## Directions for this task
Copy out each line of the material in which the word "match" appears.
[start]
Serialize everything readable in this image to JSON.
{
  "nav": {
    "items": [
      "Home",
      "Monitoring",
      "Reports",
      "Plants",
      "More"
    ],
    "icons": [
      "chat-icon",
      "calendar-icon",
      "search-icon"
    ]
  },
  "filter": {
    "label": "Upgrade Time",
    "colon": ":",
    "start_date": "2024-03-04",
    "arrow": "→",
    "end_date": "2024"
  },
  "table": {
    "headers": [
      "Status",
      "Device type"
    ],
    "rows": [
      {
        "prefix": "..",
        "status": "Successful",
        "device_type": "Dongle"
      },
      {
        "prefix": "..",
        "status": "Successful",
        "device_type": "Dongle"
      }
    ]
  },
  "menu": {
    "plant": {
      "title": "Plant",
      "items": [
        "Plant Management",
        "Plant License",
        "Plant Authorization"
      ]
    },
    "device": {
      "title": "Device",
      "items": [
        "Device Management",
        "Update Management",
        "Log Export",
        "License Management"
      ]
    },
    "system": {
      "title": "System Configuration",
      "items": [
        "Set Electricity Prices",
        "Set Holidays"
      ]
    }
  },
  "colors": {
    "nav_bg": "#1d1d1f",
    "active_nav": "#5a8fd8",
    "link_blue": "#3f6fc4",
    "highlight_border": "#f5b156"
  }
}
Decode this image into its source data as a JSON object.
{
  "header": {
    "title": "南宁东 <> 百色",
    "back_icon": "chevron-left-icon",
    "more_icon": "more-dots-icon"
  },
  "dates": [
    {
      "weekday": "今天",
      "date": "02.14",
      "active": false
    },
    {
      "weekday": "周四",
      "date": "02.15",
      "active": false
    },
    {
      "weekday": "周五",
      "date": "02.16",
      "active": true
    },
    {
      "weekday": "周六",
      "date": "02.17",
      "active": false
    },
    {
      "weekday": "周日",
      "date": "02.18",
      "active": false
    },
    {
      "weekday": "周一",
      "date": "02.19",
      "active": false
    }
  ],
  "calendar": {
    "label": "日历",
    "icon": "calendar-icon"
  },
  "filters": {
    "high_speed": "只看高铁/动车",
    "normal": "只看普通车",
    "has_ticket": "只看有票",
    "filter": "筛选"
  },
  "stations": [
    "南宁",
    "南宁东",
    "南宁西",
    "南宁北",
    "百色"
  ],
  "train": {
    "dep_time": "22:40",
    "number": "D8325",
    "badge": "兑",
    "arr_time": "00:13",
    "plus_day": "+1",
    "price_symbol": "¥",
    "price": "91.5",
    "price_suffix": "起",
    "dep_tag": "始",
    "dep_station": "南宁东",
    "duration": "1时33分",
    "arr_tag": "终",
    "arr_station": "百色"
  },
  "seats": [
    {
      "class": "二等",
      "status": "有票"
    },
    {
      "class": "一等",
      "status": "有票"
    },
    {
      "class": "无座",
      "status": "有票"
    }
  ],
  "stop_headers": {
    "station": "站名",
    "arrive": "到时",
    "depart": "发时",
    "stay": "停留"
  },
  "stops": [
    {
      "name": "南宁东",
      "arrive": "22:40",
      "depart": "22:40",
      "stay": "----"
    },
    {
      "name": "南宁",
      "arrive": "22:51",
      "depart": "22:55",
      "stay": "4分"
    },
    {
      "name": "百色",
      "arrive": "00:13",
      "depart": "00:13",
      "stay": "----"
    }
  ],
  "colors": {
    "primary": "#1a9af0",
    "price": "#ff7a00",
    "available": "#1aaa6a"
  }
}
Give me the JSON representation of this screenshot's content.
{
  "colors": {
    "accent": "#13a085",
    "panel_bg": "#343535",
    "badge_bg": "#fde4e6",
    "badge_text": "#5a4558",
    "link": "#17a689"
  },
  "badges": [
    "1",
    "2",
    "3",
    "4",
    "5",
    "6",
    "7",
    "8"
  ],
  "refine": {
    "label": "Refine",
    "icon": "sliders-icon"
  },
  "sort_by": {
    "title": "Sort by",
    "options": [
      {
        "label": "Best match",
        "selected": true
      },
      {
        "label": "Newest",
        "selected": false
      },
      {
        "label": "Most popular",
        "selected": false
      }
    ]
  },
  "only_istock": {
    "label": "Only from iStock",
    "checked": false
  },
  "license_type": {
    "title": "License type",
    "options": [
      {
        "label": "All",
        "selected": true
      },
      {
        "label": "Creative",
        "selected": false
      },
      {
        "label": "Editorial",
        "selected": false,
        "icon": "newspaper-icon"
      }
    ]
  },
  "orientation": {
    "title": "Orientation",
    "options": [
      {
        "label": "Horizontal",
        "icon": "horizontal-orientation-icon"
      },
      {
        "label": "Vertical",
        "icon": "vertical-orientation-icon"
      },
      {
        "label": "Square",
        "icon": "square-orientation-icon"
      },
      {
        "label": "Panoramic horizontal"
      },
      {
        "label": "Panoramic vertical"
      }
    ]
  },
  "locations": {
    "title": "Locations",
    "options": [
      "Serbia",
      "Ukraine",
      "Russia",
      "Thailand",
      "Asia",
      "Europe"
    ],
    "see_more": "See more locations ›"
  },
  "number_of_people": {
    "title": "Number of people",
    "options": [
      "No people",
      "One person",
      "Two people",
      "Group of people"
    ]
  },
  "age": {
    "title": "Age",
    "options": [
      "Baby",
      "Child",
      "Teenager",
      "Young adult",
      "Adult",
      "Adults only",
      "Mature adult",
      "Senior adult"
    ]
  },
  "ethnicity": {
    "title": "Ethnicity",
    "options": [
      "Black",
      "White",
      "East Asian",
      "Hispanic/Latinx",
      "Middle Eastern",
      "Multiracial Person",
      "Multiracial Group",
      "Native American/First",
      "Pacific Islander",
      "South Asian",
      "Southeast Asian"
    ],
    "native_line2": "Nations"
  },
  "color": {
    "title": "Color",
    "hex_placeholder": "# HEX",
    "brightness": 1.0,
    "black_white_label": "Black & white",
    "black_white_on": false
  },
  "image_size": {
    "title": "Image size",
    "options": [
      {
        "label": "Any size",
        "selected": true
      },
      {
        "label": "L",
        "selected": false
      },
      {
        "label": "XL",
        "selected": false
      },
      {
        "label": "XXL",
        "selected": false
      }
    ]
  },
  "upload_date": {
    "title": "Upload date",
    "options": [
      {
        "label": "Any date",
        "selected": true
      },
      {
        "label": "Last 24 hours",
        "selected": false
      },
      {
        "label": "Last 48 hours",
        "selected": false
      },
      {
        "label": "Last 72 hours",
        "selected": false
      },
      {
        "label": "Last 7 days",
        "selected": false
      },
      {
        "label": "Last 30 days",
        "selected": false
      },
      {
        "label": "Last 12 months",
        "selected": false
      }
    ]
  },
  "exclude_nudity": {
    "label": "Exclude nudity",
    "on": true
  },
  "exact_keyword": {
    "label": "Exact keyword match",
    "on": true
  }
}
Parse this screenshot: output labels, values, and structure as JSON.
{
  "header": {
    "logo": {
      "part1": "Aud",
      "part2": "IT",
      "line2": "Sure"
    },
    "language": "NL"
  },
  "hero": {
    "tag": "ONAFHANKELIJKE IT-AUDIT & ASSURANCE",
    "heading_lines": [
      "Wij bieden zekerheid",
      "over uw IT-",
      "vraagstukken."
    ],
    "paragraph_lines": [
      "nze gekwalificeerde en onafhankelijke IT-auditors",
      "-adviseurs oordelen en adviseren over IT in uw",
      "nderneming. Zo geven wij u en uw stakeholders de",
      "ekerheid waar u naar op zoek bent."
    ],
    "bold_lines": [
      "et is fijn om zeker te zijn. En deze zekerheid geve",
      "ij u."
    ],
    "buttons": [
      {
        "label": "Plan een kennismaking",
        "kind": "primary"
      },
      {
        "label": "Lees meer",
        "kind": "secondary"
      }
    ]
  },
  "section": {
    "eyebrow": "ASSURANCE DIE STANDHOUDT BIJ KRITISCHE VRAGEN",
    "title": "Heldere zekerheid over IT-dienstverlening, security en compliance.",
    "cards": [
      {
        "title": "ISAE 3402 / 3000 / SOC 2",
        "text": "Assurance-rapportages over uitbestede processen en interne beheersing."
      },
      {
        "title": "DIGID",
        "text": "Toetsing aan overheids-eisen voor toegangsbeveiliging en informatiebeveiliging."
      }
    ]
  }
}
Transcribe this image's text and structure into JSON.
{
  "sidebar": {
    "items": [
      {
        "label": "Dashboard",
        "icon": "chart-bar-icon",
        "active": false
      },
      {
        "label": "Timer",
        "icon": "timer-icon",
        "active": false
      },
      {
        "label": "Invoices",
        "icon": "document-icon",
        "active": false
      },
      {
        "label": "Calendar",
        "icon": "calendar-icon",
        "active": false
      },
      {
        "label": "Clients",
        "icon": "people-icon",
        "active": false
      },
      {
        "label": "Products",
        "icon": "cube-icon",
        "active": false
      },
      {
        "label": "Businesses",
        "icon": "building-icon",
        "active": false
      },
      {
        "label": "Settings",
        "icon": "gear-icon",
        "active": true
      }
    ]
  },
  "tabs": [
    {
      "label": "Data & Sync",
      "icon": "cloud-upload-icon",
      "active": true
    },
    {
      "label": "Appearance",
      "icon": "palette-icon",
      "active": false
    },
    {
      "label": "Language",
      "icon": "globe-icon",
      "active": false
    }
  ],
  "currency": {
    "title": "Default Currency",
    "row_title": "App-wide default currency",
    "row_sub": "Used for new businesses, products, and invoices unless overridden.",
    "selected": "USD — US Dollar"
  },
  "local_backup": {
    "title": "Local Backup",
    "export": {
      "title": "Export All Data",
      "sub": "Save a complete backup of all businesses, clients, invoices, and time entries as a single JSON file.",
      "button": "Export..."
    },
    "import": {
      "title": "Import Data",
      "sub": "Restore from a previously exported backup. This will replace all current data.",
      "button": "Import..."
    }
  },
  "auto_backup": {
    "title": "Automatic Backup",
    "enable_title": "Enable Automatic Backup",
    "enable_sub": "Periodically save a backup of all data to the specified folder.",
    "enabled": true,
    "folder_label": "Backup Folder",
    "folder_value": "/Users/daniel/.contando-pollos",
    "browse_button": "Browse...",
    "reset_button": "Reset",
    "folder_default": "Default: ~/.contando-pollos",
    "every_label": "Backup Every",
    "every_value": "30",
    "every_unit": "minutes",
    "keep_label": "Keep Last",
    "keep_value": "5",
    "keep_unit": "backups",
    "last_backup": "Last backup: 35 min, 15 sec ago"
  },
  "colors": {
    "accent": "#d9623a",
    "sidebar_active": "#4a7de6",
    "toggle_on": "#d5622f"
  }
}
[end]
## Correct output
        "label": "Best match",
    "label": "Exact keyword match",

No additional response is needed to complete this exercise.